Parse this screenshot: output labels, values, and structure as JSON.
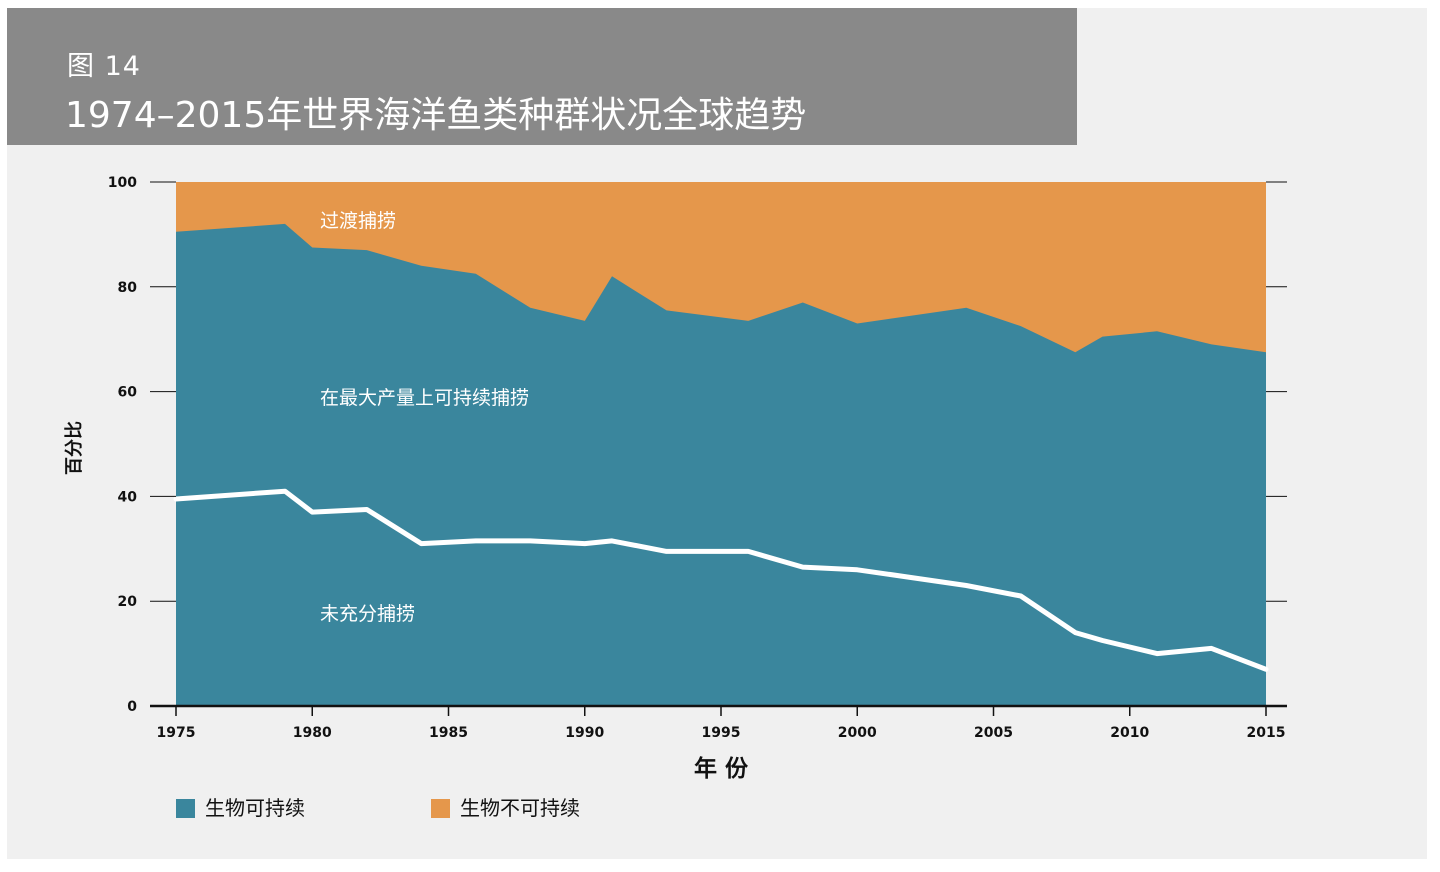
{
  "figure": {
    "label": "图 14",
    "title": "1974–2015年世界海洋鱼类种群状况全球趋势"
  },
  "colors": {
    "sustainable": "#3a869d",
    "unsustainable": "#e5974b",
    "underfished_line": "#ffffff",
    "axis": "#111111"
  },
  "chart_data": {
    "type": "area",
    "title": "1974–2015年世界海洋鱼类种群状况全球趋势",
    "xlabel": "年 份",
    "ylabel": "百分比",
    "xlim": [
      1975,
      2015
    ],
    "ylim": [
      0,
      100
    ],
    "x_ticks": [
      1975,
      1980,
      1985,
      1990,
      1995,
      2000,
      2005,
      2010,
      2015
    ],
    "y_ticks": [
      0,
      20,
      40,
      60,
      80,
      100
    ],
    "legend_position": "bottom-left",
    "legend": [
      "生物可持续",
      "生物不可持续"
    ],
    "region_labels": [
      "过渡捕捞",
      "在最大产量上可持续捕捞",
      "未充分捕捞"
    ],
    "x": [
      1975,
      1979,
      1980,
      1982,
      1984,
      1986,
      1988,
      1990,
      1991,
      1993,
      1996,
      1998,
      2000,
      2002,
      2004,
      2006,
      2008,
      2009,
      2011,
      2013,
      2015
    ],
    "sustainable_total": [
      90.5,
      92,
      87.5,
      87,
      84,
      82.5,
      76,
      73.5,
      82,
      75.5,
      73.5,
      77,
      73,
      74.5,
      76,
      72.5,
      67.5,
      70.5,
      71.5,
      69,
      67.5
    ],
    "underfished": [
      39.5,
      41,
      37,
      37.5,
      31,
      31.5,
      31.5,
      31,
      31.5,
      29.5,
      29.5,
      26.5,
      26,
      24.5,
      23,
      21,
      14,
      12.5,
      10,
      11,
      7
    ]
  }
}
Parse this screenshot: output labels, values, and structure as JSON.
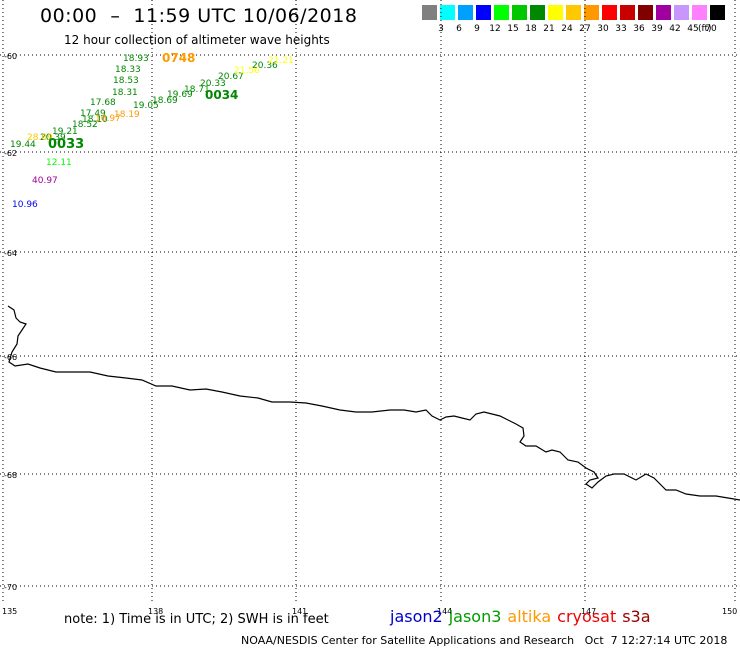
{
  "header": {
    "title": "00:00  –  11:59 UTC 10/06/2018",
    "subtitle": "12 hour collection of altimeter wave heights"
  },
  "legend": {
    "unit": "(ft)",
    "bins": [
      {
        "label": "3",
        "color": "#808080"
      },
      {
        "label": "6",
        "color": "#00ffff"
      },
      {
        "label": "9",
        "color": "#00a0ff"
      },
      {
        "label": "12",
        "color": "#0000ff"
      },
      {
        "label": "15",
        "color": "#00ff00"
      },
      {
        "label": "18",
        "color": "#00c800"
      },
      {
        "label": "21",
        "color": "#008800"
      },
      {
        "label": "24",
        "color": "#ffff00"
      },
      {
        "label": "27",
        "color": "#ffc800"
      },
      {
        "label": "30",
        "color": "#ff9900"
      },
      {
        "label": "33",
        "color": "#ff0000"
      },
      {
        "label": "36",
        "color": "#c80000"
      },
      {
        "label": "39",
        "color": "#800000"
      },
      {
        "label": "42",
        "color": "#a000a0"
      },
      {
        "label": "45",
        "color": "#c896ff"
      },
      {
        "label": "70",
        "color": "#ff80ff"
      },
      {
        "label": "",
        "color": "#000000"
      }
    ]
  },
  "map": {
    "lat_ticks": [
      "-60",
      "-62",
      "-64",
      "-66",
      "-68",
      "-70"
    ],
    "lon_ticks": [
      "135",
      "138",
      "141",
      "144",
      "147",
      "150"
    ],
    "observations": [
      {
        "text": "18.93",
        "color": "#008800"
      },
      {
        "text": "0748",
        "color": "#ff9900"
      },
      {
        "text": "18.33",
        "color": "#008800"
      },
      {
        "text": "18.53",
        "color": "#008800"
      },
      {
        "text": "18.31",
        "color": "#008800"
      },
      {
        "text": "17.68",
        "color": "#008800"
      },
      {
        "text": "17.49",
        "color": "#008800"
      },
      {
        "text": "18.10",
        "color": "#008800"
      },
      {
        "text": "18.52",
        "color": "#008800"
      },
      {
        "text": "19.21",
        "color": "#008800"
      },
      {
        "text": "20.39",
        "color": "#008800"
      },
      {
        "text": "19.44",
        "color": "#008800"
      },
      {
        "text": "28.09",
        "color": "#ffc800"
      },
      {
        "text": "0033",
        "color": "#008800"
      },
      {
        "text": "12.11",
        "color": "#00ff00"
      },
      {
        "text": "40.97",
        "color": "#a000a0"
      },
      {
        "text": "10.96",
        "color": "#0000ff"
      },
      {
        "text": "19.05",
        "color": "#008800"
      },
      {
        "text": "18.69",
        "color": "#008800"
      },
      {
        "text": "19.69",
        "color": "#008800"
      },
      {
        "text": "18.71",
        "color": "#008800"
      },
      {
        "text": "0034",
        "color": "#008800"
      },
      {
        "text": "20.33",
        "color": "#008800"
      },
      {
        "text": "20.67",
        "color": "#008800"
      },
      {
        "text": "21.56",
        "color": "#ffff00"
      },
      {
        "text": "20.36",
        "color": "#008800"
      },
      {
        "text": "21.21",
        "color": "#ffff00"
      },
      {
        "text": "16.97",
        "color": "#ff9900"
      },
      {
        "text": "18.19",
        "color": "#ff9900"
      }
    ]
  },
  "footer": {
    "note": "note: 1) Time is in UTC; 2) SWH is in feet",
    "satellites": [
      {
        "name": "jason2",
        "color": "#0000cc"
      },
      {
        "name": "jason3",
        "color": "#009900"
      },
      {
        "name": "altika",
        "color": "#ff9900"
      },
      {
        "name": "cryosat",
        "color": "#ee0000"
      },
      {
        "name": "s3a",
        "color": "#990000"
      }
    ],
    "credit": "NOAA/NESDIS Center for Satellite Applications and Research   Oct  7 12:27:14 UTC 2018"
  }
}
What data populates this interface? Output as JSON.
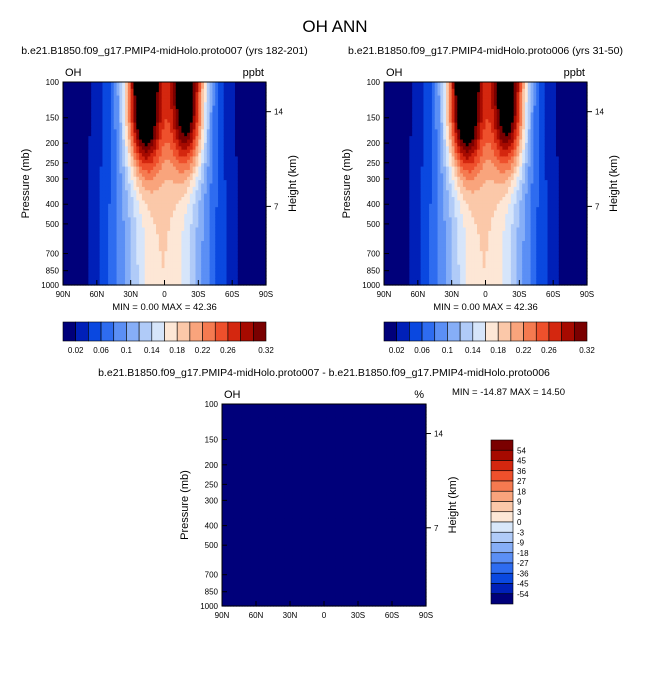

== == ==

Print the records word for word and exclude any picture they hold.

◆ Exercise output ◆
Parse this screenshot: output labels, values, and structure as JSON.
{
  "figure": {
    "label": "图 14",
    "title": "1974–2015年世界海洋鱼类种群状况全球趋势"
  },
  "colors": {
    "sustainable": "#3a869d",
    "unsustainable": "#e5974b",
    "underfished_line": "#ffffff",
    "axis": "#111111"
  },
  "chart_data": {
    "type": "area",
    "title": "1974–2015年世界海洋鱼类种群状况全球趋势",
    "xlabel": "年 份",
    "ylabel": "百分比",
    "xlim": [
      1975,
      2015
    ],
    "ylim": [
      0,
      100
    ],
    "x_ticks": [
      1975,
      1980,
      1985,
      1990,
      1995,
      2000,
      2005,
      2010,
      2015
    ],
    "y_ticks": [
      0,
      20,
      40,
      60,
      80,
      100
    ],
    "legend_position": "bottom-left",
    "legend": [
      "生物可持续",
      "生物不可持续"
    ],
    "region_labels": [
      "过渡捕捞",
      "在最大产量上可持续捕捞",
      "未充分捕捞"
    ],
    "x": [
      1975,
      1979,
      1980,
      1982,
      1984,
      1986,
      1988,
      1990,
      1991,
      1993,
      1996,
      1998,
      2000,
      2002,
      2004,
      2006,
      2008,
      2009,
      2011,
      2013,
      2015
    ],
    "sustainable_total": [
      90.5,
      92,
      87.5,
      87,
      84,
      82.5,
      76,
      73.5,
      82,
      75.5,
      73.5,
      77,
      73,
      74.5,
      76,
      72.5,
      67.5,
      70.5,
      71.5,
      69,
      67.5
    ],
    "underfished": [
      39.5,
      41,
      37,
      37.5,
      31,
      31.5,
      31.5,
      31,
      31.5,
      29.5,
      29.5,
      26.5,
      26,
      24.5,
      23,
      21,
      14,
      12.5,
      10,
      11,
      7
    ]
  }
}
Parse this screenshot: output labels, values, and structure as JSON.
{
  "header": {
    "title": "00:00  –  11:59 UTC 10/06/2018",
    "subtitle": "12 hour collection of altimeter wave heights"
  },
  "legend": {
    "unit": "(ft)",
    "bins": [
      {
        "label": "3",
        "color": "#808080"
      },
      {
        "label": "6",
        "color": "#00ffff"
      },
      {
        "label": "9",
        "color": "#00a0ff"
      },
      {
        "label": "12",
        "color": "#0000ff"
      },
      {
        "label": "15",
        "color": "#00ff00"
      },
      {
        "label": "18",
        "color": "#00c800"
      },
      {
        "label": "21",
        "color": "#008800"
      },
      {
        "label": "24",
        "color": "#ffff00"
      },
      {
        "label": "27",
        "color": "#ffc800"
      },
      {
        "label": "30",
        "color": "#ff9900"
      },
      {
        "label": "33",
        "color": "#ff0000"
      },
      {
        "label": "36",
        "color": "#c80000"
      },
      {
        "label": "39",
        "color": "#800000"
      },
      {
        "label": "42",
        "color": "#a000a0"
      },
      {
        "label": "45",
        "color": "#c896ff"
      },
      {
        "label": "70",
        "color": "#ff80ff"
      },
      {
        "label": "",
        "color": "#000000"
      }
    ]
  },
  "map": {
    "lat_ticks": [
      "-60",
      "-62",
      "-64",
      "-66",
      "-68",
      "-70"
    ],
    "lon_ticks": [
      "135",
      "138",
      "141",
      "144",
      "147",
      "150"
    ],
    "observations": [
      {
        "text": "18.93",
        "color": "#008800"
      },
      {
        "text": "0748",
        "color": "#ff9900"
      },
      {
        "text": "18.33",
        "color": "#008800"
      },
      {
        "text": "18.53",
        "color": "#008800"
      },
      {
        "text": "18.31",
        "color": "#008800"
      },
      {
        "text": "17.68",
        "color": "#008800"
      },
      {
        "text": "17.49",
        "color": "#008800"
      },
      {
        "text": "18.10",
        "color": "#008800"
      },
      {
        "text": "18.52",
        "color": "#008800"
      },
      {
        "text": "19.21",
        "color": "#008800"
      },
      {
        "text": "20.39",
        "color": "#008800"
      },
      {
        "text": "19.44",
        "color": "#008800"
      },
      {
        "text": "28.09",
        "color": "#ffc800"
      },
      {
        "text": "0033",
        "color": "#008800"
      },
      {
        "text": "12.11",
        "color": "#00ff00"
      },
      {
        "text": "40.97",
        "color": "#a000a0"
      },
      {
        "text": "10.96",
        "color": "#0000ff"
      },
      {
        "text": "19.05",
        "color": "#008800"
      },
      {
        "text": "18.69",
        "color": "#008800"
      },
      {
        "text": "19.69",
        "color": "#008800"
      },
      {
        "text": "18.71",
        "color": "#008800"
      },
      {
        "text": "0034",
        "color": "#008800"
      },
      {
        "text": "20.33",
        "color": "#008800"
      },
      {
        "text": "20.67",
        "color": "#008800"
      },
      {
        "text": "21.56",
        "color": "#ffff00"
      },
      {
        "text": "20.36",
        "color": "#008800"
      },
      {
        "text": "21.21",
        "color": "#ffff00"
      },
      {
        "text": "16.97",
        "color": "#ff9900"
      },
      {
        "text": "18.19",
        "color": "#ff9900"
      }
    ]
  },
  "footer": {
    "note": "note: 1) Time is in UTC; 2) SWH is in feet",
    "satellites": [
      {
        "name": "jason2",
        "color": "#0000cc"
      },
      {
        "name": "jason3",
        "color": "#009900"
      },
      {
        "name": "altika",
        "color": "#ff9900"
      },
      {
        "name": "cryosat",
        "color": "#ee0000"
      },
      {
        "name": "s3a",
        "color": "#990000"
      }
    ],
    "credit": "NOAA/NESDIS Center for Satellite Applications and Research   Oct  7 12:27:14 UTC 2018"
  }
}
What data populates this interface? Output as JSON.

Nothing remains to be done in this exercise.